Exercise aim.
Determine how many lines of the data below contain "Valencia", then give only that number.

Provided information.
################
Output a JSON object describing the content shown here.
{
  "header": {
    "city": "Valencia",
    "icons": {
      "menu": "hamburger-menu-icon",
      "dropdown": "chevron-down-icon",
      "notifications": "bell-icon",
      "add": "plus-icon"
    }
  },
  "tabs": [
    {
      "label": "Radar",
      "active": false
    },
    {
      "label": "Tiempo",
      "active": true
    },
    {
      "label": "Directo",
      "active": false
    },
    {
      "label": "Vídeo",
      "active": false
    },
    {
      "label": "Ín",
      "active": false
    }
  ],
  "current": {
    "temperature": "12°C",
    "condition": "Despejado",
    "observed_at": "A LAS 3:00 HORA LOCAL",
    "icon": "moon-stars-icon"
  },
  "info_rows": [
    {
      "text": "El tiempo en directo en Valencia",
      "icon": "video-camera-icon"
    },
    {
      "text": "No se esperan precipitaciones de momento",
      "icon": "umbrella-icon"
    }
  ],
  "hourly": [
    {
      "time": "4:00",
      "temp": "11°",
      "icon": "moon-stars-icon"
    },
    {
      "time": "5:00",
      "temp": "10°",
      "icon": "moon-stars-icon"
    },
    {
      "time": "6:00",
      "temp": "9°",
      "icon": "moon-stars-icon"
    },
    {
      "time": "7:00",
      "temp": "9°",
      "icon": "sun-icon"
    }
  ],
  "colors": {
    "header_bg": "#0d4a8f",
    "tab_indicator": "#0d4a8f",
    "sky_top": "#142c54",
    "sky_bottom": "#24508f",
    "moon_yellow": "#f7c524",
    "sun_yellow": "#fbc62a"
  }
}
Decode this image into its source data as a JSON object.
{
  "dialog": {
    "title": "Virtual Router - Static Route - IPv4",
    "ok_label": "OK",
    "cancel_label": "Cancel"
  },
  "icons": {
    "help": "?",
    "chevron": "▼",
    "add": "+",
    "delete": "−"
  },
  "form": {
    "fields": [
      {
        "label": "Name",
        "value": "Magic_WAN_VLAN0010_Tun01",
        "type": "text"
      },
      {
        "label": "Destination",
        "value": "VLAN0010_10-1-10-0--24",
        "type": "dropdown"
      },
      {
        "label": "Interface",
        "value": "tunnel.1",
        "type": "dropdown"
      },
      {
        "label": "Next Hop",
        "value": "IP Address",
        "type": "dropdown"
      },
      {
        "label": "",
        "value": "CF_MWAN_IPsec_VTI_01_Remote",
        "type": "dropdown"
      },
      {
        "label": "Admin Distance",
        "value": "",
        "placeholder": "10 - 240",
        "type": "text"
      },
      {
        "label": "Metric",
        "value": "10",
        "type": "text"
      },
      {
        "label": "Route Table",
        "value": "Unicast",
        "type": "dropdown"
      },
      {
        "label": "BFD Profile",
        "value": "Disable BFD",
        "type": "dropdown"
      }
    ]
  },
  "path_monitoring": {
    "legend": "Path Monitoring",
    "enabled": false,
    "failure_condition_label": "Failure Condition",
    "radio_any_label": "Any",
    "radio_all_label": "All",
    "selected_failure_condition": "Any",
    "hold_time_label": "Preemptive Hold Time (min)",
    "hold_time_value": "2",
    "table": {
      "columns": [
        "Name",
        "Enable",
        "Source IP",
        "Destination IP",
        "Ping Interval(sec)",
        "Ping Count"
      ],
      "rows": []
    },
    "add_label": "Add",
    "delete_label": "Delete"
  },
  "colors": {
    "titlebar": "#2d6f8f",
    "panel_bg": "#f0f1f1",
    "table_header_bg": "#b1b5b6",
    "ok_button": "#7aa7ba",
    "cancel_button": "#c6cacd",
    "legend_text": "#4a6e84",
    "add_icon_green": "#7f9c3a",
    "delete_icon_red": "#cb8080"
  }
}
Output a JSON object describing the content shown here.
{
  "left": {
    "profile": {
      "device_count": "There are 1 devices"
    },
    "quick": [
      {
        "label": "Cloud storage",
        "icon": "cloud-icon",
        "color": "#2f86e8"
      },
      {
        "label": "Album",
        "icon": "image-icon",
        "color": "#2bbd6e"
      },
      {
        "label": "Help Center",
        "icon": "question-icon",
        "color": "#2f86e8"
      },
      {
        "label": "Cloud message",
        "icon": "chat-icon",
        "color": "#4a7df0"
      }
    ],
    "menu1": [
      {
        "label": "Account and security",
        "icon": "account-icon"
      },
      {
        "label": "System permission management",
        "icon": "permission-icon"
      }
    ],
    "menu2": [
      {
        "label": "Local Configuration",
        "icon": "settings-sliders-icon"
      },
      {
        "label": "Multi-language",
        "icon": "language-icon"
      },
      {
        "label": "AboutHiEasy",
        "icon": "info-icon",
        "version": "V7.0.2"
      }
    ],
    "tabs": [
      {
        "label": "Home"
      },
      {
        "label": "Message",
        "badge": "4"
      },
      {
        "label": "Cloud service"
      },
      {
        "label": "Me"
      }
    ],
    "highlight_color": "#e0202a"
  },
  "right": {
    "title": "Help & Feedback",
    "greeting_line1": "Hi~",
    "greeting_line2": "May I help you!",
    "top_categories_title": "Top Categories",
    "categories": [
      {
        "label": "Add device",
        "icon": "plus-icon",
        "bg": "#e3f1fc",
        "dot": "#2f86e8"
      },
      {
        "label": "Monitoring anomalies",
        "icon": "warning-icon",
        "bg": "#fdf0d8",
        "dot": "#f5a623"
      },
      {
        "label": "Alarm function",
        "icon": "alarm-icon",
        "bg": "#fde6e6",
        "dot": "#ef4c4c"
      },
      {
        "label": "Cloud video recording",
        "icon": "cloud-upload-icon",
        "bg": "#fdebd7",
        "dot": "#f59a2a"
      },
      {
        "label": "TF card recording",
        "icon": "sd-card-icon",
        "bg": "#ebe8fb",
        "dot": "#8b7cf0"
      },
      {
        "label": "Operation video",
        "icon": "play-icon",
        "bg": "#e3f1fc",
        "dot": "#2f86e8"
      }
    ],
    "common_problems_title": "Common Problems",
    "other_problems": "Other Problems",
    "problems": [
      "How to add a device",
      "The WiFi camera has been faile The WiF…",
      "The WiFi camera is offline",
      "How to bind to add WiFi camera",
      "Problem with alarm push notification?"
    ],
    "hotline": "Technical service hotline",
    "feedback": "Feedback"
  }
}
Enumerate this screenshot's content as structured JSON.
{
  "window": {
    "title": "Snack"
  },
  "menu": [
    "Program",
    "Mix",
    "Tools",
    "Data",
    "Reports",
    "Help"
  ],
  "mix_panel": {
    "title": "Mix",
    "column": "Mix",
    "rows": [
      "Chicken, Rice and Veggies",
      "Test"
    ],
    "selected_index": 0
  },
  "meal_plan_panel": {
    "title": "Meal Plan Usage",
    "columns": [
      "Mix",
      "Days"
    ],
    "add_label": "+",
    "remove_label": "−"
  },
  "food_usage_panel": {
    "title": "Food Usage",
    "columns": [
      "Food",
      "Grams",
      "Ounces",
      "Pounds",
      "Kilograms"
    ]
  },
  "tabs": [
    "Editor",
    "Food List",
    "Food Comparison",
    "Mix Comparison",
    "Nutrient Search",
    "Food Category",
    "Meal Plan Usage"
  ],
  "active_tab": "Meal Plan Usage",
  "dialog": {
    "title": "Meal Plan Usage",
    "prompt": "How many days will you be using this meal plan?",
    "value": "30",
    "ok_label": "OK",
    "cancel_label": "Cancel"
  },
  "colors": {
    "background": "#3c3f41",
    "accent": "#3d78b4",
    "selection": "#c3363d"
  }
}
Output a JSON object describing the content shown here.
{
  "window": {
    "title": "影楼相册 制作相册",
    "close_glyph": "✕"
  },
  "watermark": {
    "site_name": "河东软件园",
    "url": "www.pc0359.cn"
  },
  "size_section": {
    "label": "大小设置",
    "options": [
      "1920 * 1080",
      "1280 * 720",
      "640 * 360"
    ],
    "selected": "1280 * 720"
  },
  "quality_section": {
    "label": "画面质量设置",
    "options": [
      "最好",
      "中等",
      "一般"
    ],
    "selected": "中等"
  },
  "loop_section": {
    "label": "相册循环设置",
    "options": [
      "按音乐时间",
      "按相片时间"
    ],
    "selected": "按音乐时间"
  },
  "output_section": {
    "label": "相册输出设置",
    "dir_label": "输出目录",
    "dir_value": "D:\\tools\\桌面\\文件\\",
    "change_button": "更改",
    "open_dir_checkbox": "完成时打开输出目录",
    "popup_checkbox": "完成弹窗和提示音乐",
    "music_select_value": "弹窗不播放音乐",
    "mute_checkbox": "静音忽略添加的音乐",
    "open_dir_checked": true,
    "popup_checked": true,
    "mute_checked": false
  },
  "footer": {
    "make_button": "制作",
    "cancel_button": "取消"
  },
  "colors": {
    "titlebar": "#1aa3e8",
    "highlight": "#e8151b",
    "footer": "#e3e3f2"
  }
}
################
Final answer.
2